-- begin RECORDS SUPPLIED --

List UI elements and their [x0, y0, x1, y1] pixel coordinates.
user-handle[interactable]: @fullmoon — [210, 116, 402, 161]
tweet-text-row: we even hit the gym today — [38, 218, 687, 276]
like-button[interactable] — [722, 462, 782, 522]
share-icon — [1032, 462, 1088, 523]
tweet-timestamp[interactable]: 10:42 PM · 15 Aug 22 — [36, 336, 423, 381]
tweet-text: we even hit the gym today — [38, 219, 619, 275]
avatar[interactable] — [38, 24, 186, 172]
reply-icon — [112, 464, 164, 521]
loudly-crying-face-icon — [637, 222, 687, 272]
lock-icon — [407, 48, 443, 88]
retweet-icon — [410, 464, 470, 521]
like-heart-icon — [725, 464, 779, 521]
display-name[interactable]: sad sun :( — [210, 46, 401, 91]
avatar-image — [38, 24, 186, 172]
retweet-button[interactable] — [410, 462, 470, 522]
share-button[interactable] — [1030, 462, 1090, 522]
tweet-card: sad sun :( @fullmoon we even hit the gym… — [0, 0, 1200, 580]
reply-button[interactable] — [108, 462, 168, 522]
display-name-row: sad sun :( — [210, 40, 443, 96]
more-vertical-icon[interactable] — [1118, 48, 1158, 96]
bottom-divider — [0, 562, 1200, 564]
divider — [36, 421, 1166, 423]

-- end RECORDS SUPPLIED --

WRITTEN EXERCISE: Gather every line of the data that contains the string "name", counting only matches with the same uppercase and lowercase letters.

COMPLETED TASK:
display-name[interactable]: sad sun :( — [210, 46, 401, 91]
display-name-row: sad sun :( — [210, 40, 443, 96]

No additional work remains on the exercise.